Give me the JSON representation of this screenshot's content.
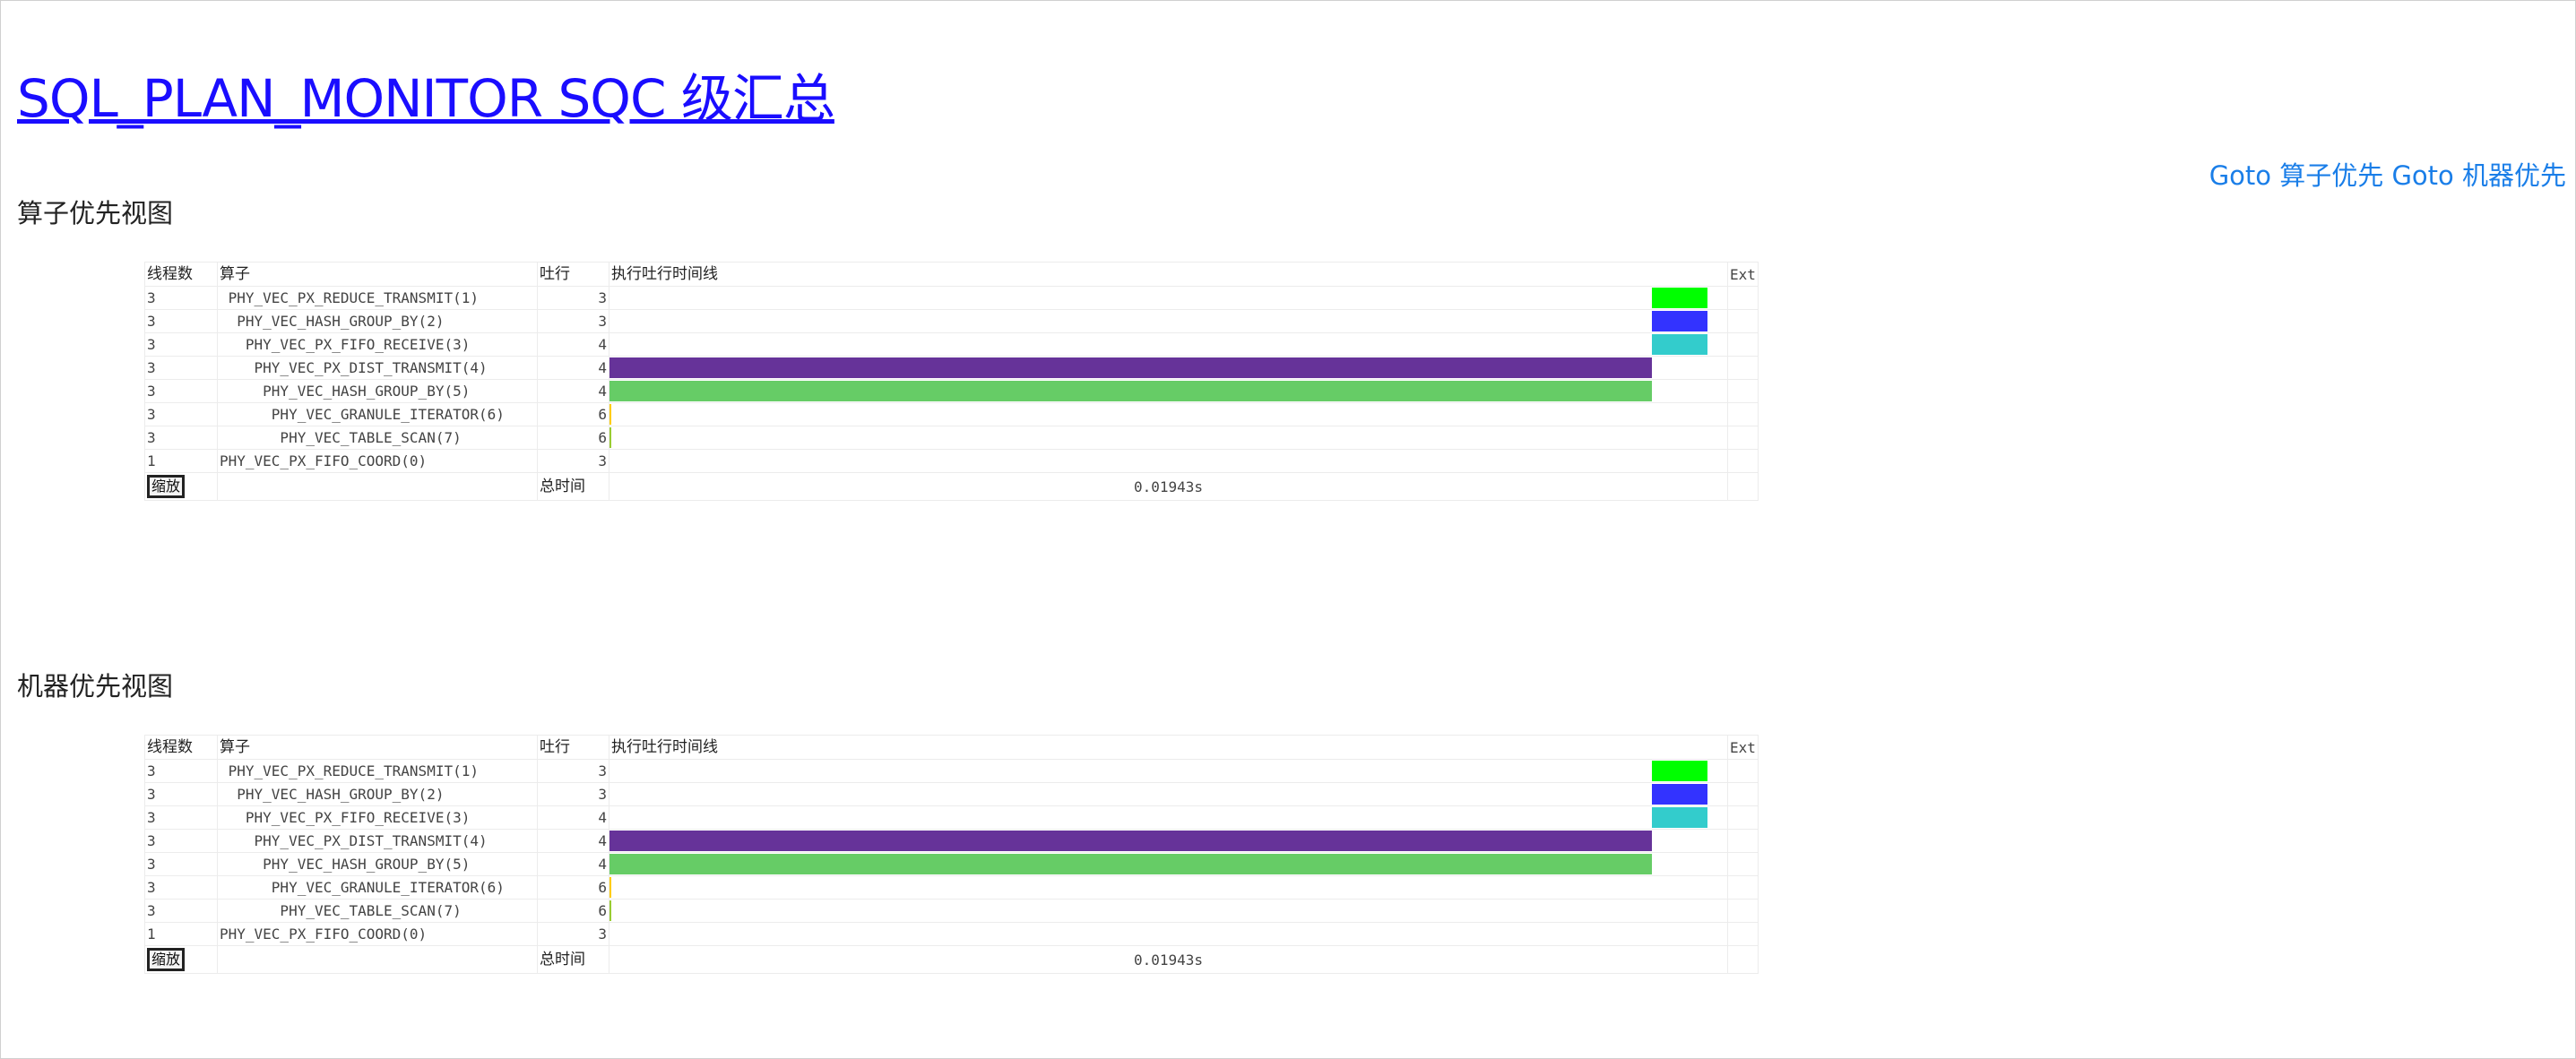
{
  "title": "SQL_PLAN_MONITOR SQC 级汇总",
  "goto": {
    "operator_link": "Goto 算子优先",
    "machine_link": "Goto 机器优先"
  },
  "operator_view": {
    "title": "算子优先视图",
    "headers": {
      "threads": "线程数",
      "operator": "算子",
      "rows": "吐行",
      "timeline": "执行吐行时间线",
      "ext": "Ext"
    },
    "rows": [
      {
        "threads": "3",
        "operator": " PHY_VEC_PX_REDUCE_TRANSMIT(1)",
        "rows": "3",
        "bar_start": 0.9317,
        "bar_end": 0.9817,
        "color": "#00ff00"
      },
      {
        "threads": "3",
        "operator": "  PHY_VEC_HASH_GROUP_BY(2)",
        "rows": "3",
        "bar_start": 0.9317,
        "bar_end": 0.9817,
        "color": "#3333ff"
      },
      {
        "threads": "3",
        "operator": "   PHY_VEC_PX_FIFO_RECEIVE(3)",
        "rows": "4",
        "bar_start": 0.9317,
        "bar_end": 0.9817,
        "color": "#33cccc"
      },
      {
        "threads": "3",
        "operator": "    PHY_VEC_PX_DIST_TRANSMIT(4)",
        "rows": "4",
        "bar_start": 0.0,
        "bar_end": 0.9317,
        "color": "#663399"
      },
      {
        "threads": "3",
        "operator": "     PHY_VEC_HASH_GROUP_BY(5)",
        "rows": "4",
        "bar_start": 0.0,
        "bar_end": 0.9317,
        "color": "#66cc66"
      },
      {
        "threads": "3",
        "operator": "      PHY_VEC_GRANULE_ITERATOR(6)",
        "rows": "6",
        "bar_start": 0.0,
        "bar_end": 0.0015,
        "color": "#ffcc00"
      },
      {
        "threads": "3",
        "operator": "       PHY_VEC_TABLE_SCAN(7)",
        "rows": "6",
        "bar_start": 0.0,
        "bar_end": 0.0015,
        "color": "#99cc33"
      },
      {
        "threads": "1",
        "operator": "PHY_VEC_PX_FIFO_COORD(0)",
        "rows": "3",
        "bar_start": 0.0,
        "bar_end": 0.0,
        "color": "#cccccc"
      }
    ],
    "zoom_label": "缩放",
    "total_label": "总时间",
    "total_time": "0.01943s"
  },
  "machine_view": {
    "title": "机器优先视图",
    "headers": {
      "threads": "线程数",
      "operator": "算子",
      "rows": "吐行",
      "timeline": "执行吐行时间线",
      "ext": "Ext"
    },
    "rows": [
      {
        "threads": "3",
        "operator": " PHY_VEC_PX_REDUCE_TRANSMIT(1)",
        "rows": "3",
        "bar_start": 0.9317,
        "bar_end": 0.9817,
        "color": "#00ff00"
      },
      {
        "threads": "3",
        "operator": "  PHY_VEC_HASH_GROUP_BY(2)",
        "rows": "3",
        "bar_start": 0.9317,
        "bar_end": 0.9817,
        "color": "#3333ff"
      },
      {
        "threads": "3",
        "operator": "   PHY_VEC_PX_FIFO_RECEIVE(3)",
        "rows": "4",
        "bar_start": 0.9317,
        "bar_end": 0.9817,
        "color": "#33cccc"
      },
      {
        "threads": "3",
        "operator": "    PHY_VEC_PX_DIST_TRANSMIT(4)",
        "rows": "4",
        "bar_start": 0.0,
        "bar_end": 0.9317,
        "color": "#663399"
      },
      {
        "threads": "3",
        "operator": "     PHY_VEC_HASH_GROUP_BY(5)",
        "rows": "4",
        "bar_start": 0.0,
        "bar_end": 0.9317,
        "color": "#66cc66"
      },
      {
        "threads": "3",
        "operator": "      PHY_VEC_GRANULE_ITERATOR(6)",
        "rows": "6",
        "bar_start": 0.0,
        "bar_end": 0.0015,
        "color": "#ffcc00"
      },
      {
        "threads": "3",
        "operator": "       PHY_VEC_TABLE_SCAN(7)",
        "rows": "6",
        "bar_start": 0.0,
        "bar_end": 0.0015,
        "color": "#99cc33"
      },
      {
        "threads": "1",
        "operator": "PHY_VEC_PX_FIFO_COORD(0)",
        "rows": "3",
        "bar_start": 0.0,
        "bar_end": 0.0,
        "color": "#cccccc"
      }
    ],
    "zoom_label": "缩放",
    "total_label": "总时间",
    "total_time": "0.01943s"
  }
}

» **Work to complete**
Repeat everything in the records precisely. Images are excluded from the copy.

» **Response to this exercise**
Give me the JSON representation of this screenshot's content.
{
  "title": "SQL_PLAN_MONITOR SQC 级汇总",
  "goto": {
    "operator_link": "Goto 算子优先",
    "machine_link": "Goto 机器优先"
  },
  "operator_view": {
    "title": "算子优先视图",
    "headers": {
      "threads": "线程数",
      "operator": "算子",
      "rows": "吐行",
      "timeline": "执行吐行时间线",
      "ext": "Ext"
    },
    "rows": [
      {
        "threads": "3",
        "operator": " PHY_VEC_PX_REDUCE_TRANSMIT(1)",
        "rows": "3",
        "bar_start": 0.9317,
        "bar_end": 0.9817,
        "color": "#00ff00"
      },
      {
        "threads": "3",
        "operator": "  PHY_VEC_HASH_GROUP_BY(2)",
        "rows": "3",
        "bar_start": 0.9317,
        "bar_end": 0.9817,
        "color": "#3333ff"
      },
      {
        "threads": "3",
        "operator": "   PHY_VEC_PX_FIFO_RECEIVE(3)",
        "rows": "4",
        "bar_start": 0.9317,
        "bar_end": 0.9817,
        "color": "#33cccc"
      },
      {
        "threads": "3",
        "operator": "    PHY_VEC_PX_DIST_TRANSMIT(4)",
        "rows": "4",
        "bar_start": 0.0,
        "bar_end": 0.9317,
        "color": "#663399"
      },
      {
        "threads": "3",
        "operator": "     PHY_VEC_HASH_GROUP_BY(5)",
        "rows": "4",
        "bar_start": 0.0,
        "bar_end": 0.9317,
        "color": "#66cc66"
      },
      {
        "threads": "3",
        "operator": "      PHY_VEC_GRANULE_ITERATOR(6)",
        "rows": "6",
        "bar_start": 0.0,
        "bar_end": 0.0015,
        "color": "#ffcc00"
      },
      {
        "threads": "3",
        "operator": "       PHY_VEC_TABLE_SCAN(7)",
        "rows": "6",
        "bar_start": 0.0,
        "bar_end": 0.0015,
        "color": "#99cc33"
      },
      {
        "threads": "1",
        "operator": "PHY_VEC_PX_FIFO_COORD(0)",
        "rows": "3",
        "bar_start": 0.0,
        "bar_end": 0.0,
        "color": "#cccccc"
      }
    ],
    "zoom_label": "缩放",
    "total_label": "总时间",
    "total_time": "0.01943s"
  },
  "machine_view": {
    "title": "机器优先视图",
    "headers": {
      "threads": "线程数",
      "operator": "算子",
      "rows": "吐行",
      "timeline": "执行吐行时间线",
      "ext": "Ext"
    },
    "rows": [
      {
        "threads": "3",
        "operator": " PHY_VEC_PX_REDUCE_TRANSMIT(1)",
        "rows": "3",
        "bar_start": 0.9317,
        "bar_end": 0.9817,
        "color": "#00ff00"
      },
      {
        "threads": "3",
        "operator": "  PHY_VEC_HASH_GROUP_BY(2)",
        "rows": "3",
        "bar_start": 0.9317,
        "bar_end": 0.9817,
        "color": "#3333ff"
      },
      {
        "threads": "3",
        "operator": "   PHY_VEC_PX_FIFO_RECEIVE(3)",
        "rows": "4",
        "bar_start": 0.9317,
        "bar_end": 0.9817,
        "color": "#33cccc"
      },
      {
        "threads": "3",
        "operator": "    PHY_VEC_PX_DIST_TRANSMIT(4)",
        "rows": "4",
        "bar_start": 0.0,
        "bar_end": 0.9317,
        "color": "#663399"
      },
      {
        "threads": "3",
        "operator": "     PHY_VEC_HASH_GROUP_BY(5)",
        "rows": "4",
        "bar_start": 0.0,
        "bar_end": 0.9317,
        "color": "#66cc66"
      },
      {
        "threads": "3",
        "operator": "      PHY_VEC_GRANULE_ITERATOR(6)",
        "rows": "6",
        "bar_start": 0.0,
        "bar_end": 0.0015,
        "color": "#ffcc00"
      },
      {
        "threads": "3",
        "operator": "       PHY_VEC_TABLE_SCAN(7)",
        "rows": "6",
        "bar_start": 0.0,
        "bar_end": 0.0015,
        "color": "#99cc33"
      },
      {
        "threads": "1",
        "operator": "PHY_VEC_PX_FIFO_COORD(0)",
        "rows": "3",
        "bar_start": 0.0,
        "bar_end": 0.0,
        "color": "#cccccc"
      }
    ],
    "zoom_label": "缩放",
    "total_label": "总时间",
    "total_time": "0.01943s"
  }
}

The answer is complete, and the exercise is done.